:: Short problem ::
What number of lines hold the word "velocity"? State that number and nothing besides.

Items listed in a dataset:
((

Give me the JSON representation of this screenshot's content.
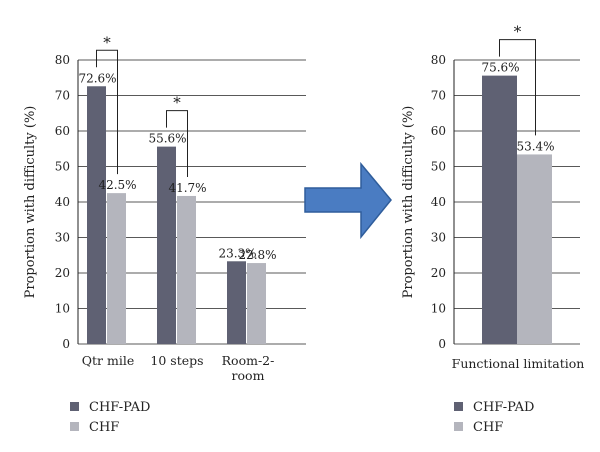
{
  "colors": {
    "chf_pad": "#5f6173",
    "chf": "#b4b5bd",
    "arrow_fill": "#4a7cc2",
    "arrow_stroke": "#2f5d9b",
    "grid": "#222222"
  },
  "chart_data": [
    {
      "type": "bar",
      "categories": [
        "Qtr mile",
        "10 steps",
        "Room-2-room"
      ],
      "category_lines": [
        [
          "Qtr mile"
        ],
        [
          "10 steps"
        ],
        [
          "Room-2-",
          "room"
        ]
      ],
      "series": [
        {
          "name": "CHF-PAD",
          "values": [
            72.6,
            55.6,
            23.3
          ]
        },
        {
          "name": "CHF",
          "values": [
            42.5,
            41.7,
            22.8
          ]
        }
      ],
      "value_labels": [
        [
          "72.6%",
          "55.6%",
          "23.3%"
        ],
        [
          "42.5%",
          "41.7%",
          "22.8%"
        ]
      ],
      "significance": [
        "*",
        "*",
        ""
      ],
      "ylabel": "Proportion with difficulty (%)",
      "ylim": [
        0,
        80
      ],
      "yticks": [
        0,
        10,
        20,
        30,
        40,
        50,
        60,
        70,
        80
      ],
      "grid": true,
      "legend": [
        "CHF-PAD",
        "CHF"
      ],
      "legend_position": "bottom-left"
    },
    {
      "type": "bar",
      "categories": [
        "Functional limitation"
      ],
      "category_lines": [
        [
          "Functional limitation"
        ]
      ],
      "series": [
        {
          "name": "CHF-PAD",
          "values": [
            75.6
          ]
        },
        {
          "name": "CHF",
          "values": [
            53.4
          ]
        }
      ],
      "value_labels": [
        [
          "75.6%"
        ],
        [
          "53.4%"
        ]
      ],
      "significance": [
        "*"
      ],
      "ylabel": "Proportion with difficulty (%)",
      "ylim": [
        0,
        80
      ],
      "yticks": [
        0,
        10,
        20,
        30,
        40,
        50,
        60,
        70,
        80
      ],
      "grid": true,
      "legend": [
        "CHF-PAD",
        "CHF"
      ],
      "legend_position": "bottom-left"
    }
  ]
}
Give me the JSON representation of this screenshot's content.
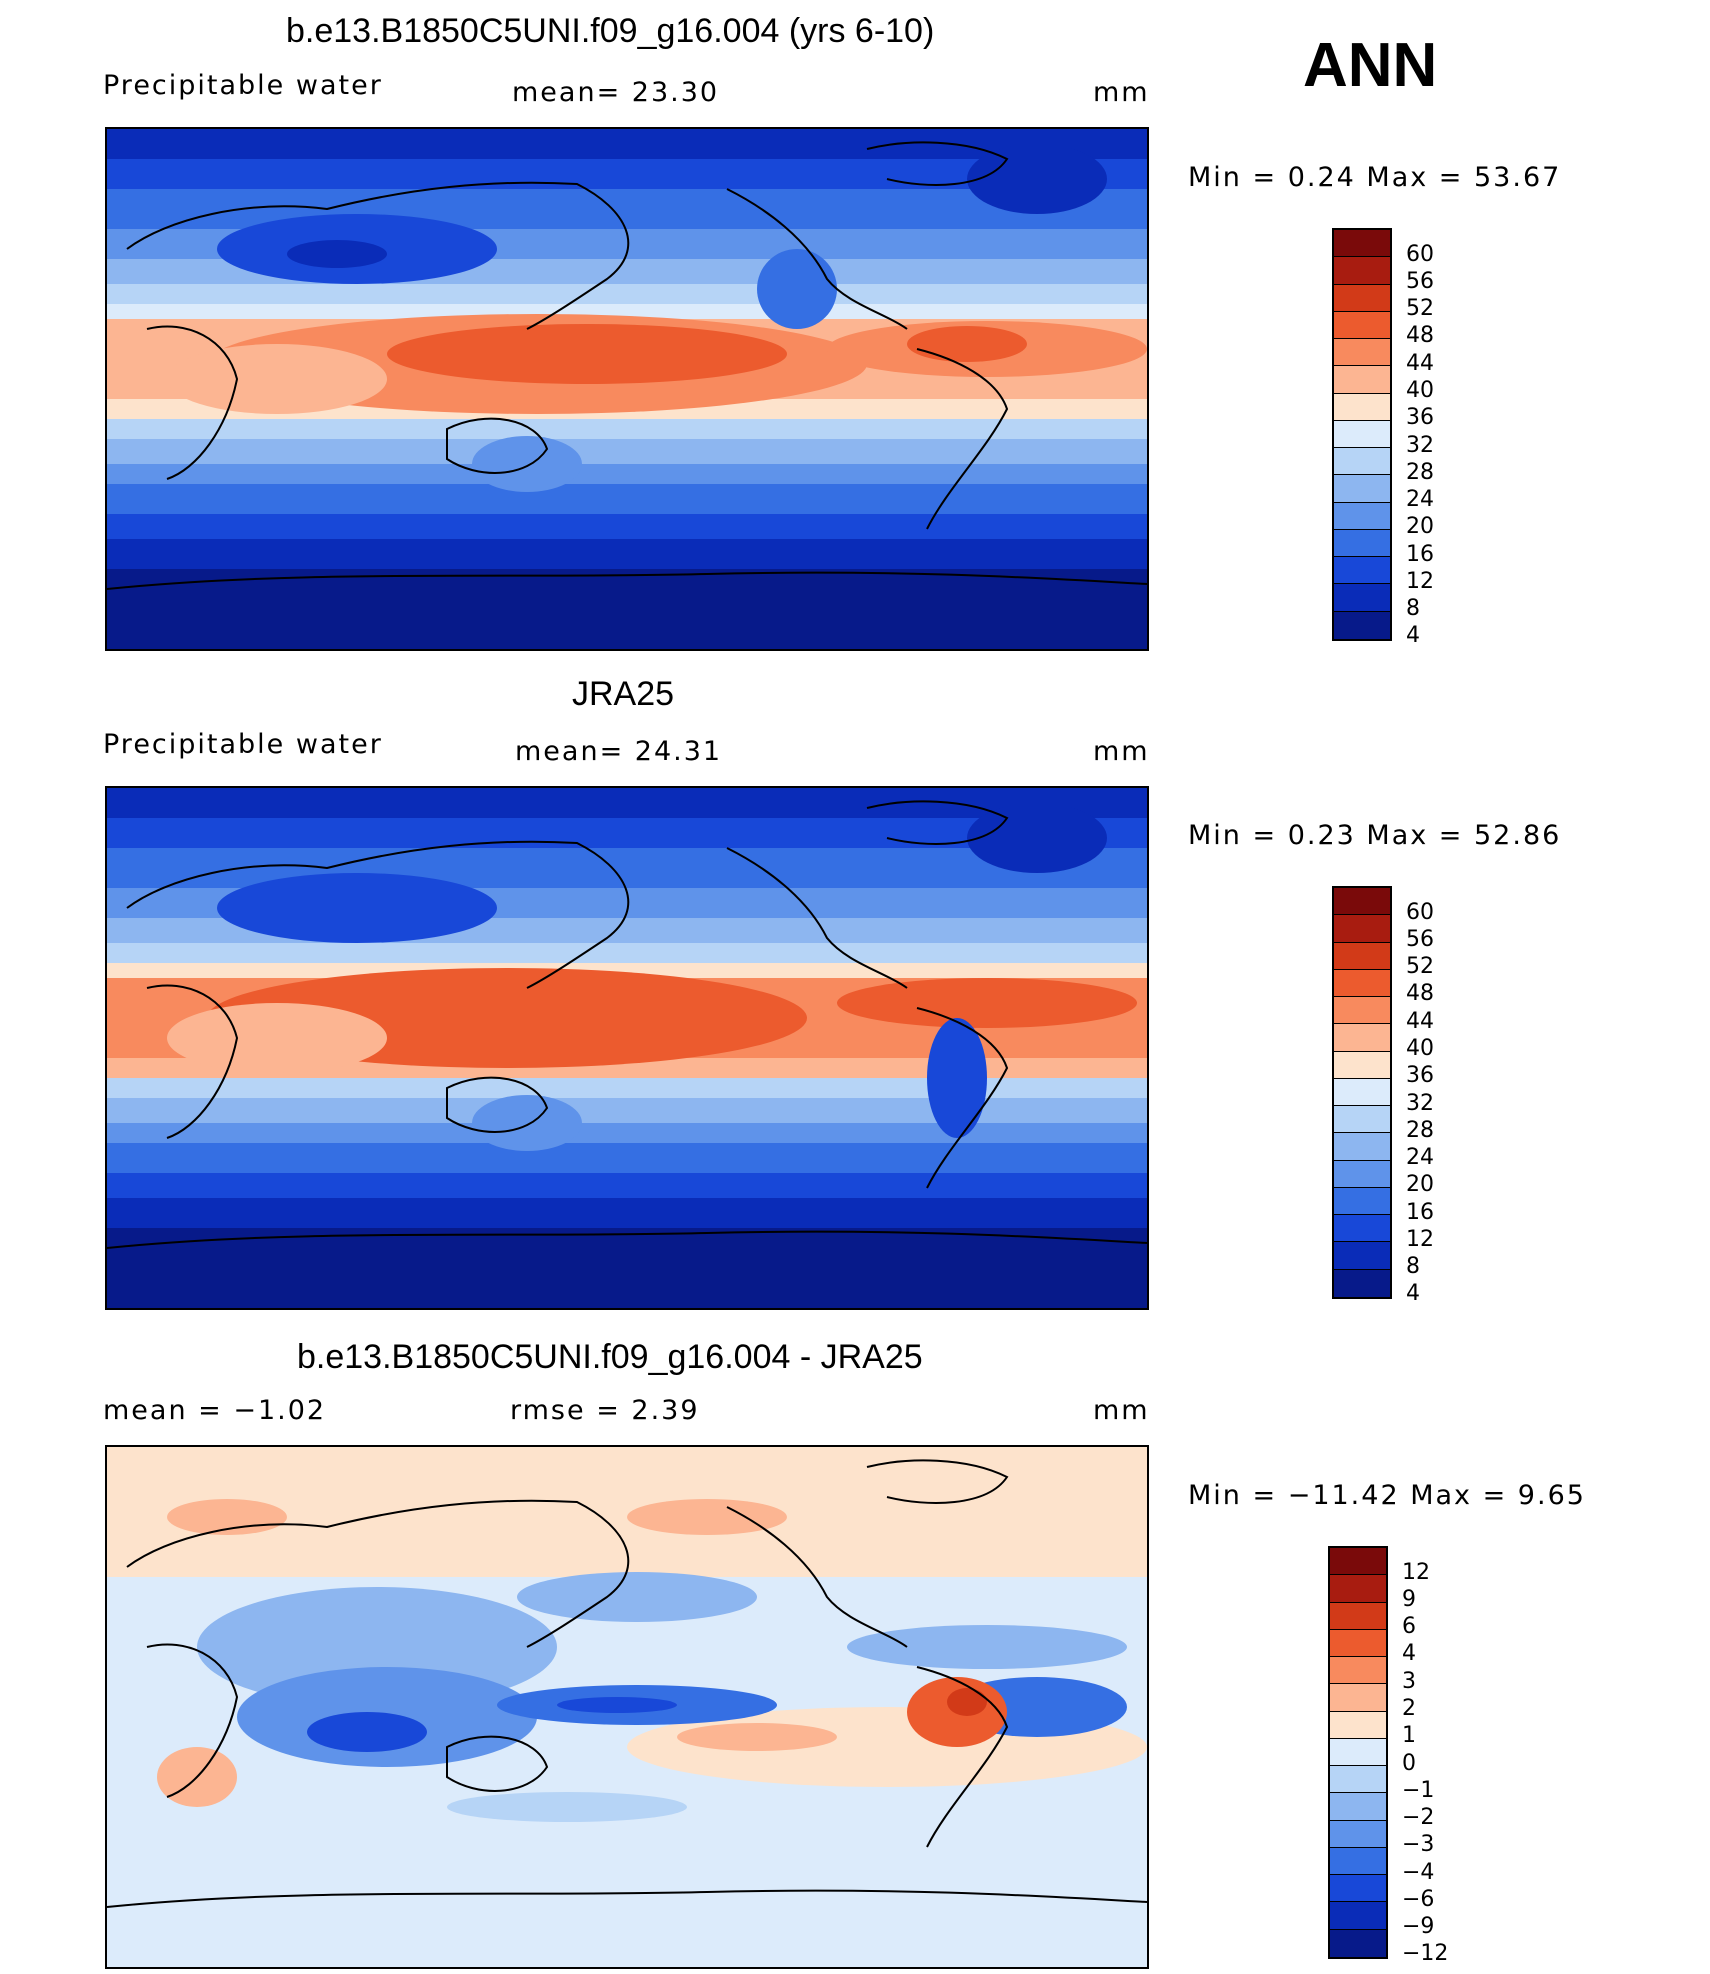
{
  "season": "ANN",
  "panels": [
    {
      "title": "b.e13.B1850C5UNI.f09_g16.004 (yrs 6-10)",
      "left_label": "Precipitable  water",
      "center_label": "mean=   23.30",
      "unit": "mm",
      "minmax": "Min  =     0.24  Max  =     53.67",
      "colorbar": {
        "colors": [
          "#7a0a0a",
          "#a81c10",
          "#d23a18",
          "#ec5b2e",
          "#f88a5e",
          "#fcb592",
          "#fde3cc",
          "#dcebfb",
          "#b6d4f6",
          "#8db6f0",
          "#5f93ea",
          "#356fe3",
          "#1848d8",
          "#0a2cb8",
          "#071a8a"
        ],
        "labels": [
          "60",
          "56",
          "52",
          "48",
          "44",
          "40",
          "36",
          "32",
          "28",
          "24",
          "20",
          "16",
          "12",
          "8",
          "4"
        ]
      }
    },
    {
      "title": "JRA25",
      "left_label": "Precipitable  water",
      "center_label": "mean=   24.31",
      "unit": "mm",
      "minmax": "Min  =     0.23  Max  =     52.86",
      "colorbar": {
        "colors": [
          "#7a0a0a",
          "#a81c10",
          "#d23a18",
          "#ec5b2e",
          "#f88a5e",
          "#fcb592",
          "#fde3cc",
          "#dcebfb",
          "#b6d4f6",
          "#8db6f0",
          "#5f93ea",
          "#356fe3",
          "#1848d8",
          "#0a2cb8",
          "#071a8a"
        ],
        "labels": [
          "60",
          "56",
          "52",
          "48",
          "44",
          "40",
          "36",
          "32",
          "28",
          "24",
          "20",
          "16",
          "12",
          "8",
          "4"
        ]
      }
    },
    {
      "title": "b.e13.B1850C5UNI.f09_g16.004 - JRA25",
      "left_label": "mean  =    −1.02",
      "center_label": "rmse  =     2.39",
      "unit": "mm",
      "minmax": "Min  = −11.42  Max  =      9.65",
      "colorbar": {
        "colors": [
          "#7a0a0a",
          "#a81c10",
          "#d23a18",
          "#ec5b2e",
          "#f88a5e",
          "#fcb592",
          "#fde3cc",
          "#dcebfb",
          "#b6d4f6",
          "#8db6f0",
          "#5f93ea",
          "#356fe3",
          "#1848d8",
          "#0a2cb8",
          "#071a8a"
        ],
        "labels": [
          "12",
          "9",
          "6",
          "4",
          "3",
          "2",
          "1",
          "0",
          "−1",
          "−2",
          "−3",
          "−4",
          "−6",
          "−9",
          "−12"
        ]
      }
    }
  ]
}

))
((

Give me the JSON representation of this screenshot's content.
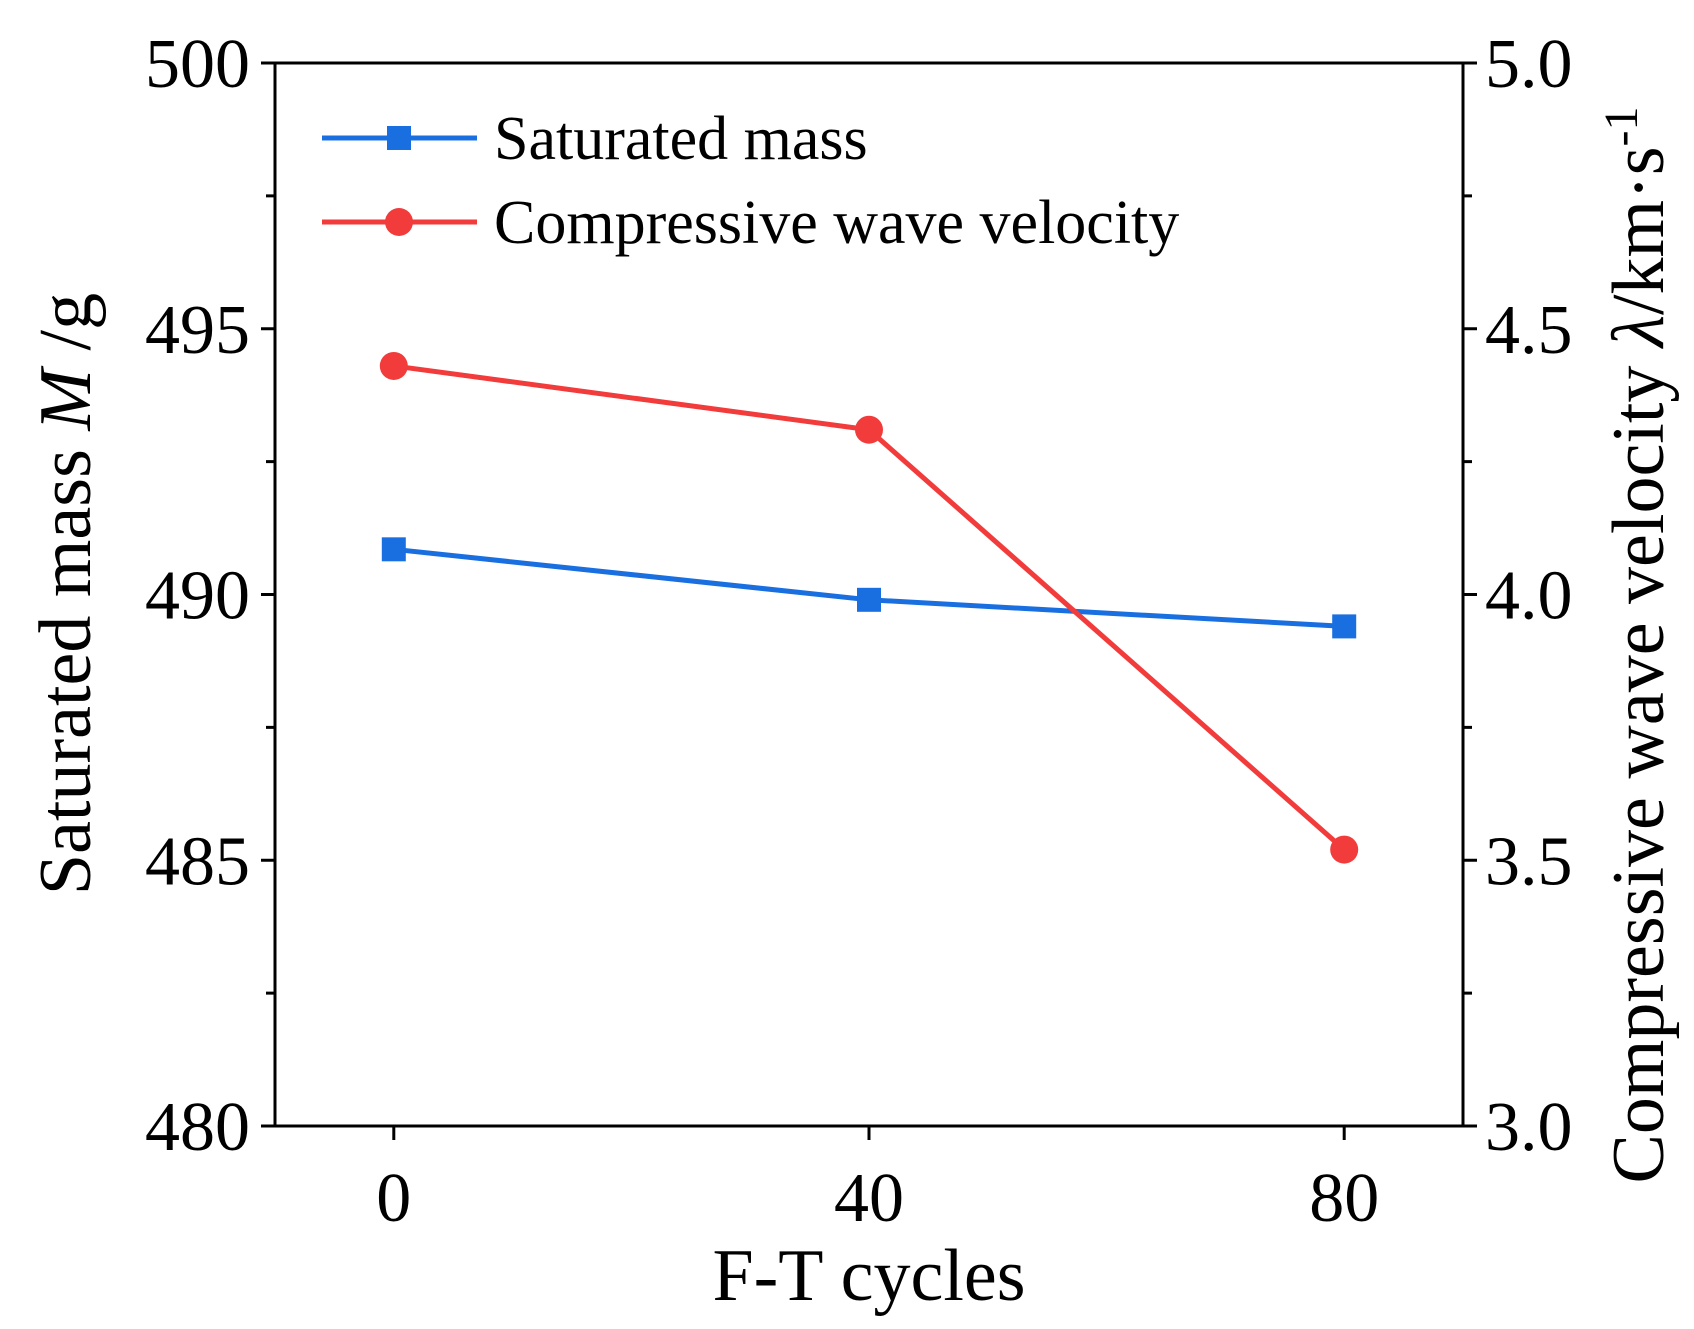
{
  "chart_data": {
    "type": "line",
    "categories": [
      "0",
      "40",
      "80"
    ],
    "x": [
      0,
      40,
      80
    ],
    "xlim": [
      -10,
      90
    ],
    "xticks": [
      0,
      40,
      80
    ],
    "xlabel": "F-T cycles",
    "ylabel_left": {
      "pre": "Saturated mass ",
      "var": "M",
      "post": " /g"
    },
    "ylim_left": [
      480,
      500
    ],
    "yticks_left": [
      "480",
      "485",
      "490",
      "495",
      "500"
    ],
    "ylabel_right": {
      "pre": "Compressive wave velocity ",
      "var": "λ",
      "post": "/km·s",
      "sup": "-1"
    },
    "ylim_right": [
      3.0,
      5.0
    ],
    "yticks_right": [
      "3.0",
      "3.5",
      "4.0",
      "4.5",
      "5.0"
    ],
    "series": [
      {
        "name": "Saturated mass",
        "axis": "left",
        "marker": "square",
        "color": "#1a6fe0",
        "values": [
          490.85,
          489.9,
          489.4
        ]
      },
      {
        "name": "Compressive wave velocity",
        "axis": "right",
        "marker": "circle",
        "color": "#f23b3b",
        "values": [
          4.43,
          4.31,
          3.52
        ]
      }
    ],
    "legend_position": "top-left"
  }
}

))
((

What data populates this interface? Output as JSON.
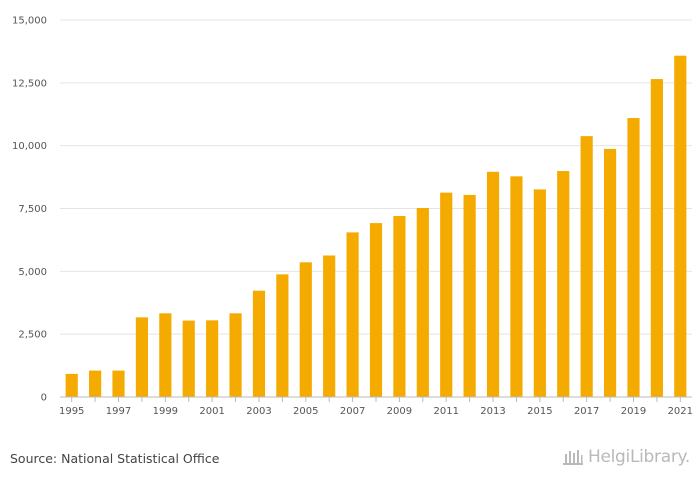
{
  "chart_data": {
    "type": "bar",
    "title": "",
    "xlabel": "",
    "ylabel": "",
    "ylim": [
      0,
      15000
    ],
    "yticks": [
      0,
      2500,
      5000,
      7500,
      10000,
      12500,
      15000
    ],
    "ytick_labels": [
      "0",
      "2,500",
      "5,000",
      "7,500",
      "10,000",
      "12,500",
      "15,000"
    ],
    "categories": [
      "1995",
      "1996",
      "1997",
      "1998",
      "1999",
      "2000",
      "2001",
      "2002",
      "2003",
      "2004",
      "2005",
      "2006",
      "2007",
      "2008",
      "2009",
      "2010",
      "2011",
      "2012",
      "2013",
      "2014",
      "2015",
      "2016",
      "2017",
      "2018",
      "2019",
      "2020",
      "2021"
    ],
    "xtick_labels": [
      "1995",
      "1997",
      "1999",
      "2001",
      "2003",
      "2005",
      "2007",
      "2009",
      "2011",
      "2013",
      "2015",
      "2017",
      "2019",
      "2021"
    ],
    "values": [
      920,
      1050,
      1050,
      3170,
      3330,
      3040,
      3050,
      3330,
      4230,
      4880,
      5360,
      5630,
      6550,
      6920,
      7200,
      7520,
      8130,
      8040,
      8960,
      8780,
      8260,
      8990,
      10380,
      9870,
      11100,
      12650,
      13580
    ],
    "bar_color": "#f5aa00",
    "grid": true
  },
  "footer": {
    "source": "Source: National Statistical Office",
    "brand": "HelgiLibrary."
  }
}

))

:: Final result ::
2